━━━ MATERIAL FOR THIS EXERCISE ━━━
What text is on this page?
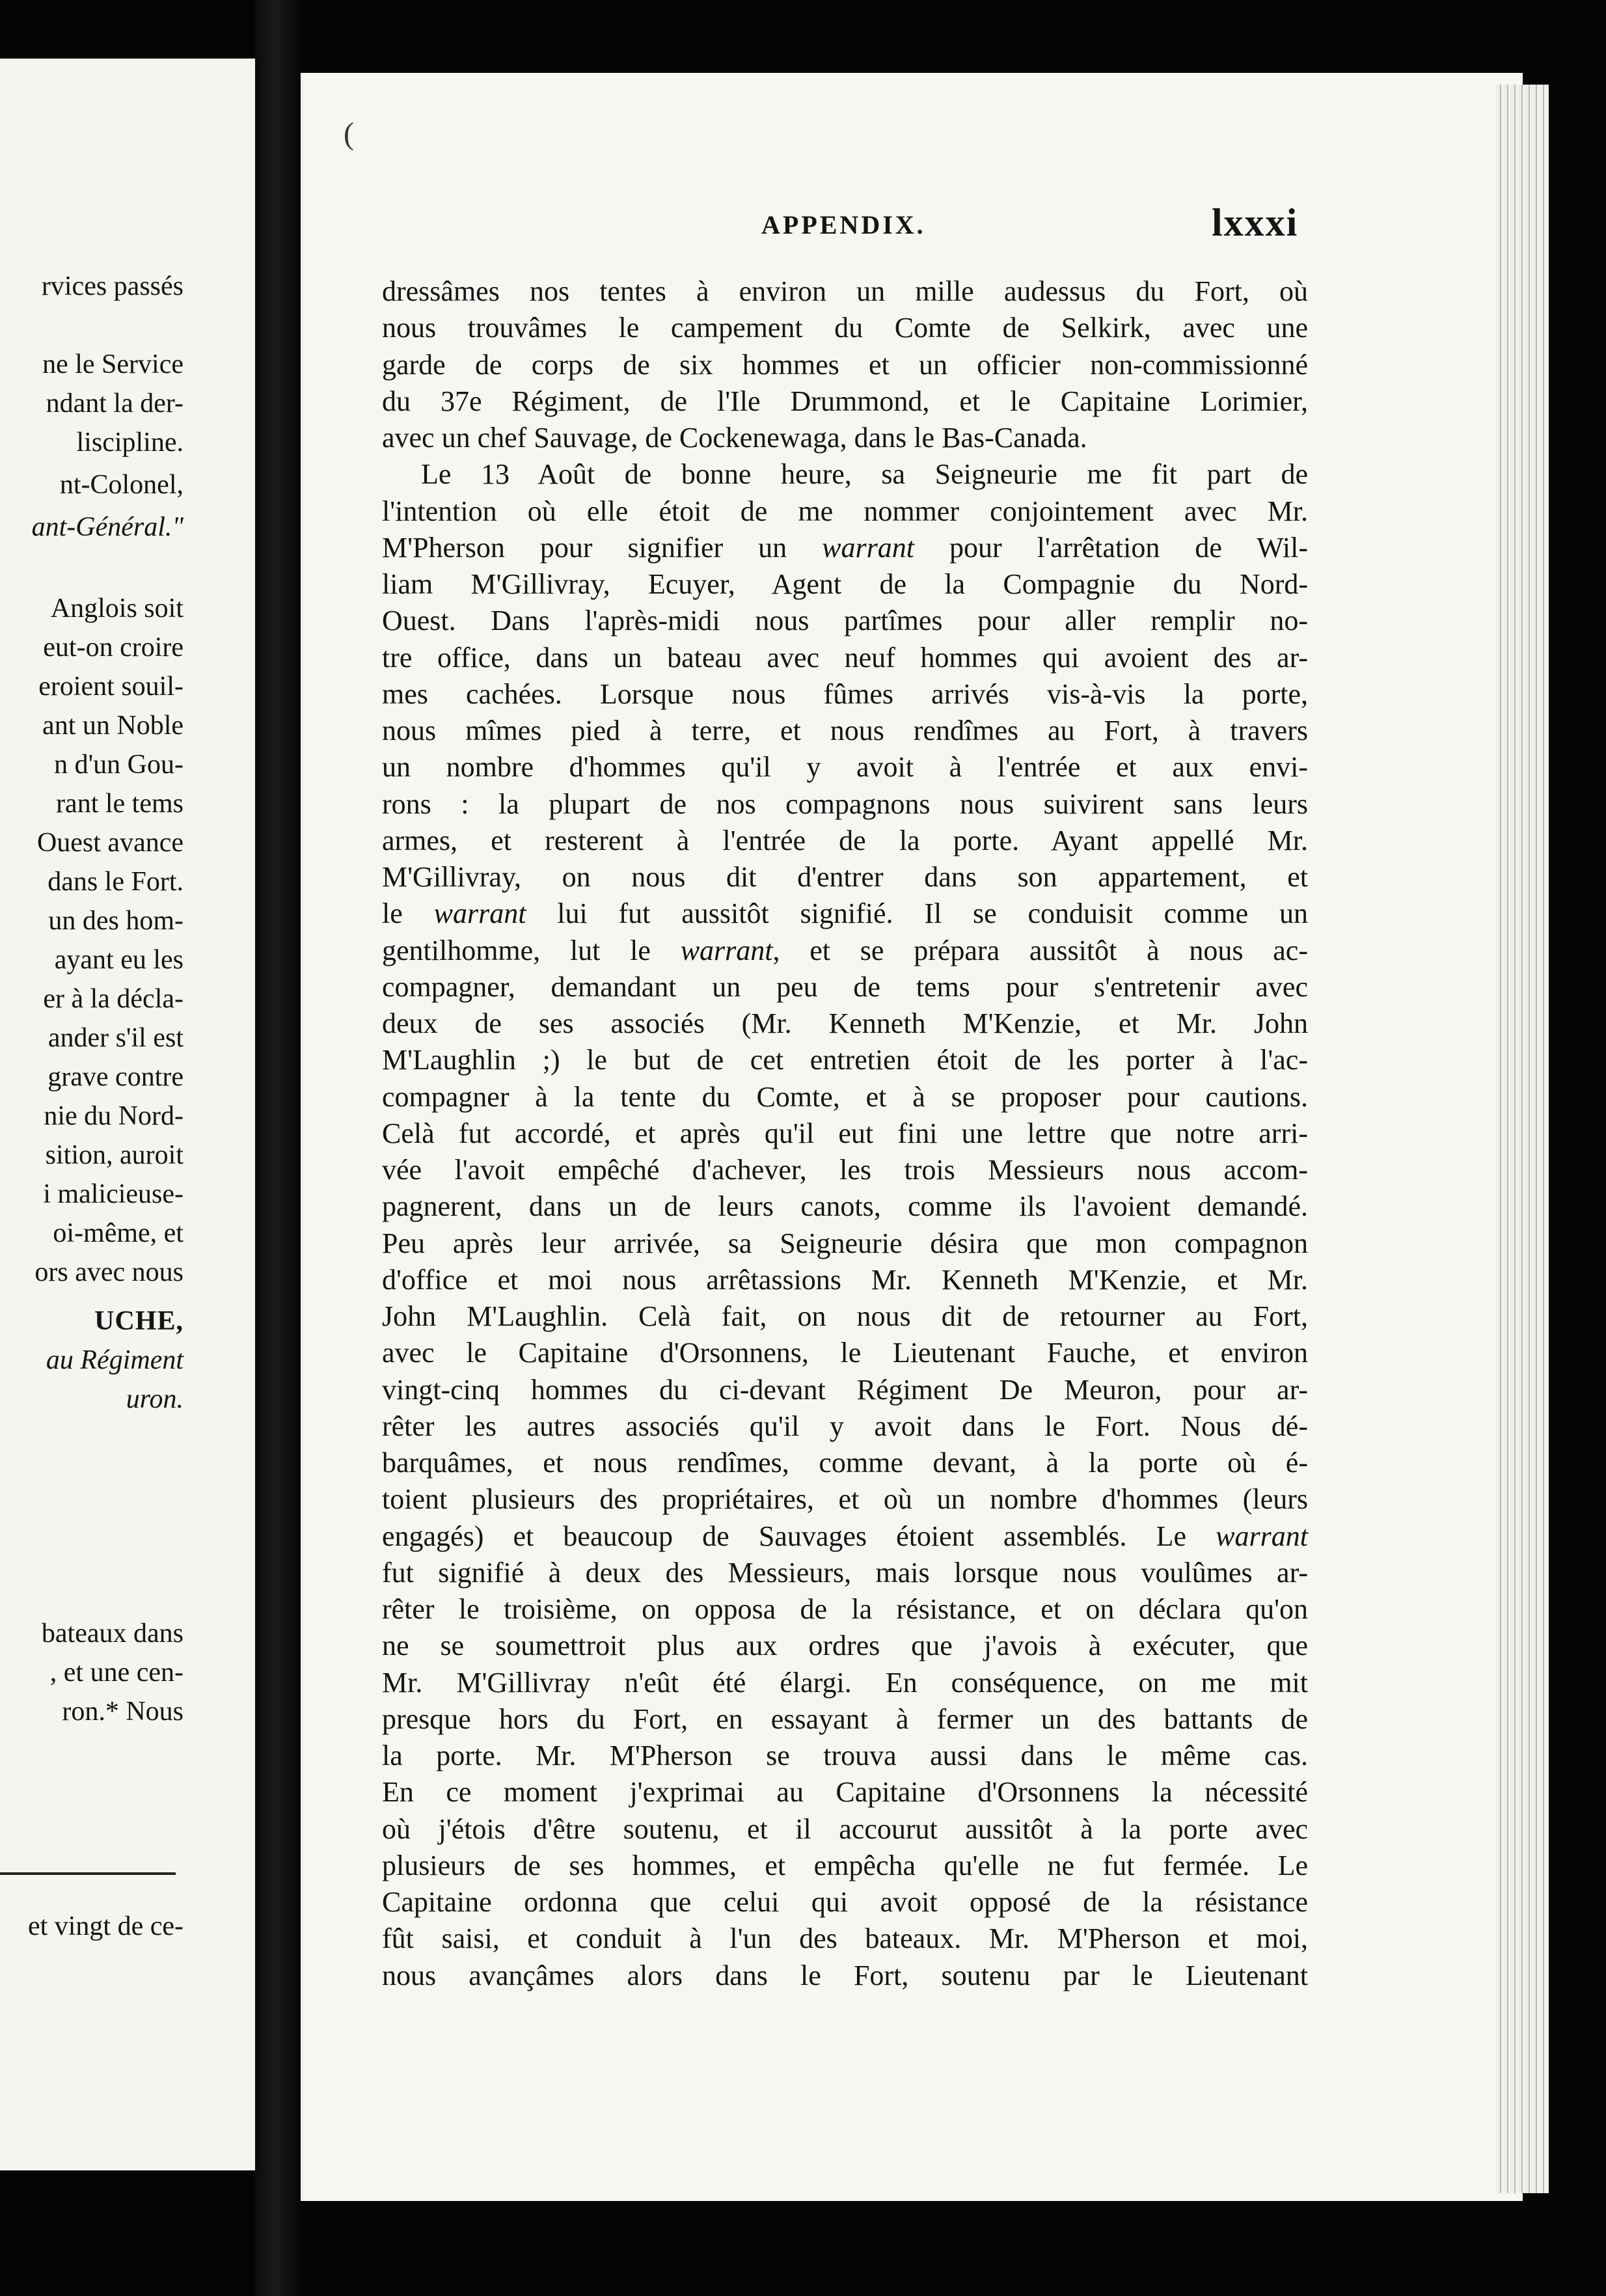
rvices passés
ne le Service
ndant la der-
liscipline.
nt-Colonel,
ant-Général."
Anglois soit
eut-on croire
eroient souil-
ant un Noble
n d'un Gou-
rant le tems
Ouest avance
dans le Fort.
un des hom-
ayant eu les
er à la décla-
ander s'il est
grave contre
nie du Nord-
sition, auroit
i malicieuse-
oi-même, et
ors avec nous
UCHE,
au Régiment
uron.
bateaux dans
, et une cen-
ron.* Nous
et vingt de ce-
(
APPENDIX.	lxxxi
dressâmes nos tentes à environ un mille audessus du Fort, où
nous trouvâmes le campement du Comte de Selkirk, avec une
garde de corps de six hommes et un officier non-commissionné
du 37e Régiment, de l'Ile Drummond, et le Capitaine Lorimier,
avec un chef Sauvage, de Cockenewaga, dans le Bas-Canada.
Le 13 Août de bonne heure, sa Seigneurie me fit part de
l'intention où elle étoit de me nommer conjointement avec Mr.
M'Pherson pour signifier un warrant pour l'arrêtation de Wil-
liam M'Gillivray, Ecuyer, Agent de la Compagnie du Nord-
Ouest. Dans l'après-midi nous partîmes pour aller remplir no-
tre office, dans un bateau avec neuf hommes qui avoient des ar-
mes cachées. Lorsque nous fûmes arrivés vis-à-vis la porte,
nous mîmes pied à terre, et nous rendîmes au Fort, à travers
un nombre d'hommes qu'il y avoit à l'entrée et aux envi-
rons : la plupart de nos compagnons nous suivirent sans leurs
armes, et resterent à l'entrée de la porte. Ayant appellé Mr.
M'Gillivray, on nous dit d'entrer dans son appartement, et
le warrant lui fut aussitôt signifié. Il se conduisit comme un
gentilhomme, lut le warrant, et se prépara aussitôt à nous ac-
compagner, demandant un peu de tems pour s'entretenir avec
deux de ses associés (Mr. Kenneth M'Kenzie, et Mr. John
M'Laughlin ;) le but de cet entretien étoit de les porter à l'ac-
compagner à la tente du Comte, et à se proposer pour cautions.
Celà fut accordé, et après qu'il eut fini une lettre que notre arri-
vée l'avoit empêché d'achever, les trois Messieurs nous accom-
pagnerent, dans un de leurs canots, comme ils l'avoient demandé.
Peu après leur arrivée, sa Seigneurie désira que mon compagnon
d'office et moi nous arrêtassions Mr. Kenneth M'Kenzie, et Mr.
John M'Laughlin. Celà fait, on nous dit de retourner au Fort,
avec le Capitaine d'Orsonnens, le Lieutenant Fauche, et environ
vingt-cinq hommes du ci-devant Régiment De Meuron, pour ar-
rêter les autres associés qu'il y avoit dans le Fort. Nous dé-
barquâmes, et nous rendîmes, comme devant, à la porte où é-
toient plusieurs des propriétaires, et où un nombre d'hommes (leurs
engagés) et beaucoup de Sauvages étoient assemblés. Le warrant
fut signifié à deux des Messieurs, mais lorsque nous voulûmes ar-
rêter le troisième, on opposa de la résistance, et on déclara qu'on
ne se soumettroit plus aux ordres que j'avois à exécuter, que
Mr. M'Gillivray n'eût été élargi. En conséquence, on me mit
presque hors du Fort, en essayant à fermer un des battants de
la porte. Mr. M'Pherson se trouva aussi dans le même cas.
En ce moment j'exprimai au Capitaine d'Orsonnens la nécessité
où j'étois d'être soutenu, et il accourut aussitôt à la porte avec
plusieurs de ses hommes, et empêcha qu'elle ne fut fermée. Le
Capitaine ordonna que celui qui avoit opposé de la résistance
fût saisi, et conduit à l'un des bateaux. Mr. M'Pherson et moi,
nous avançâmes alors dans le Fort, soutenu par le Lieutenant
━━━
━━━ MATERIAL FOR THIS EXERCISE ━━━
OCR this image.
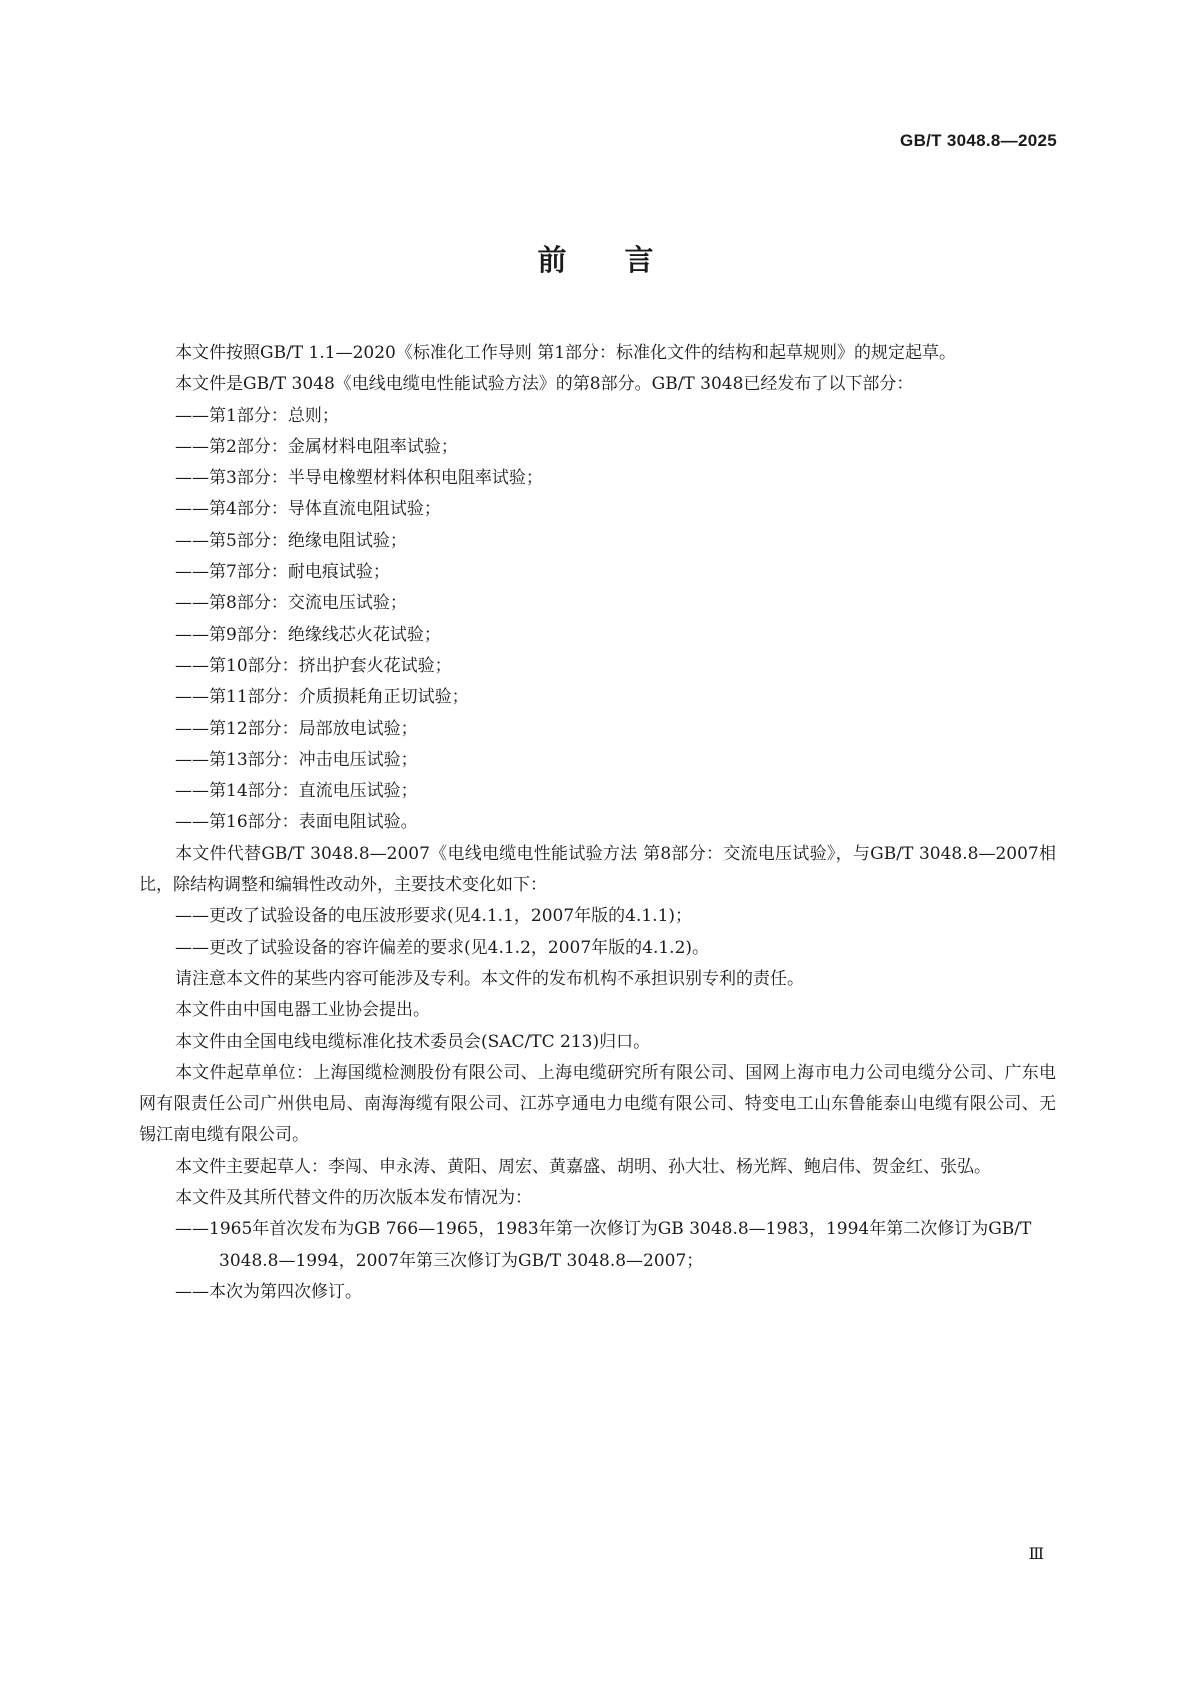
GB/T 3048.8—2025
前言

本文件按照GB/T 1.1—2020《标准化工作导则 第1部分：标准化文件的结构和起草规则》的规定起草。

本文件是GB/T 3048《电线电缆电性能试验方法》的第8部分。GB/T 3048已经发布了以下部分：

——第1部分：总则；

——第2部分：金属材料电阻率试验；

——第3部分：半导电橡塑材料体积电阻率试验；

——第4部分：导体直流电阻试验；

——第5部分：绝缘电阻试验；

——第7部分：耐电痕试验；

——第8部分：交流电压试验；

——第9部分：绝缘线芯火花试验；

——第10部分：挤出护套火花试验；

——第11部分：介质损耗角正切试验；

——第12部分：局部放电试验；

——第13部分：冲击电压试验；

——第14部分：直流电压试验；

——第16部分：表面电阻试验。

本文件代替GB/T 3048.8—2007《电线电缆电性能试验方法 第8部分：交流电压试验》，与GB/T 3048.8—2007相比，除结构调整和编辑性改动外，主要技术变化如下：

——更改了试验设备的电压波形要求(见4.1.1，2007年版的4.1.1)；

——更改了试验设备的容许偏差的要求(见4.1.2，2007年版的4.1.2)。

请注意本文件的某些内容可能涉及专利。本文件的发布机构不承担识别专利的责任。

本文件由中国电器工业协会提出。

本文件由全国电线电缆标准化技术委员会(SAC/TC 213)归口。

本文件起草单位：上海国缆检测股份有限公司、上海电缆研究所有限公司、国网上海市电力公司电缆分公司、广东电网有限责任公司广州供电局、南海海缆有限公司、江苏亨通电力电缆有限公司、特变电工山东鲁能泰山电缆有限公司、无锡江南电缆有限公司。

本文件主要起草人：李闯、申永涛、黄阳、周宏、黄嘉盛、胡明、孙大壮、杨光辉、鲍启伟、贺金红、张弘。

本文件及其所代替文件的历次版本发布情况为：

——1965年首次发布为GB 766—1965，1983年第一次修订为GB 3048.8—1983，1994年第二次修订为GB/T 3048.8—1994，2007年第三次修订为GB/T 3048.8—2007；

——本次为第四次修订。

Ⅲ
━━━
** TASK DETAILS **
How many lines in the records above hold the word "office"? Give only the number.

** RESPONSE TO THIS TASK **
2